Exercise task - Nothing should be left out: output all of the entries exactly.

─── Data for this task ───

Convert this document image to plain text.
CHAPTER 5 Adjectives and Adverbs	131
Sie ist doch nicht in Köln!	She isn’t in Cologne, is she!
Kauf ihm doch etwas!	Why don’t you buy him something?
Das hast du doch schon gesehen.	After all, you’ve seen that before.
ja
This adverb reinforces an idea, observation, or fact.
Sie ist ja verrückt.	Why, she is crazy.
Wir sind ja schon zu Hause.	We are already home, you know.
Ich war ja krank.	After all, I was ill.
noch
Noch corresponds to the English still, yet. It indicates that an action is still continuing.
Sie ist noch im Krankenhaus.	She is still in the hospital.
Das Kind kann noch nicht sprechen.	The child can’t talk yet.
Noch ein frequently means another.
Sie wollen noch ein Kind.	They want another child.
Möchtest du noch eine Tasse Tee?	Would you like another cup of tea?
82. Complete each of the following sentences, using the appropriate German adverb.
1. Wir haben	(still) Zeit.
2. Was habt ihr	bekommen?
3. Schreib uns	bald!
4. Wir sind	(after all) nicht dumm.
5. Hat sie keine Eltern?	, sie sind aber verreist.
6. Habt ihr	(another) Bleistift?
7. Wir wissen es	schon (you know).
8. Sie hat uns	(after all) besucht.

───

Output below -
Convert this document image to plain text.
CHAPTER 5 Adjectives and Adverbs	131
Sie ist doch nicht in Köln!	She isn’t in Cologne, is she!
Kauf ihm doch etwas!	Why don’t you buy him something?
Das hast du doch schon gesehen.	After all, you’ve seen that before.
ja
This adverb reinforces an idea, observation, or fact.
Sie ist ja verrückt.	Why, she is crazy.
Wir sind ja schon zu Hause.	We are already home, you know.
Ich war ja krank.	After all, I was ill.
noch
Noch corresponds to the English still, yet. It indicates that an action is still continuing.
Sie ist noch im Krankenhaus.	She is still in the hospital.
Das Kind kann noch nicht sprechen.	The child can’t talk yet.
Noch ein frequently means another.
Sie wollen noch ein Kind.	They want another child.
Möchtest du noch eine Tasse Tee?	Would you like another cup of tea?
82. Complete each of the following sentences, using the appropriate German adverb.
1. Wir haben	(still) Zeit.
2. Was habt ihr	bekommen?
3. Schreib uns	bald!
4. Wir sind	(after all) nicht dumm.
5. Hat sie keine Eltern?	, sie sind aber verreist.
6. Habt ihr	(another) Bleistift?
7. Wir wissen es	schon (you know).
8. Sie hat uns	(after all) besucht.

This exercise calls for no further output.